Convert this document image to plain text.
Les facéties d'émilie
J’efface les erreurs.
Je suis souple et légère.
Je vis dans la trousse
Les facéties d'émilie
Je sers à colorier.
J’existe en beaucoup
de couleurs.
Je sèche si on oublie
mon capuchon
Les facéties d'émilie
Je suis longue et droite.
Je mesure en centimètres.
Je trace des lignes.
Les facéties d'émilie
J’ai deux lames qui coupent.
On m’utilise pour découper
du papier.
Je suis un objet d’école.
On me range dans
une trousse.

──────────────────────────────

→ Problem description:
Print the whole listing again, exactly.

→ Exercise response:
Convert this document image to plain text.
Les facéties d'émilie
J’efface les erreurs.
Je suis souple et légère.
Je vis dans la trousse
Les facéties d'émilie
Je sers à colorier.
J’existe en beaucoup
de couleurs.
Je sèche si on oublie
mon capuchon
Les facéties d'émilie
Je suis longue et droite.
Je mesure en centimètres.
Je trace des lignes.
Les facéties d'émilie
J’ai deux lames qui coupent.
On m’utilise pour découper
du papier.
Je suis un objet d’école.
On me range dans
une trousse.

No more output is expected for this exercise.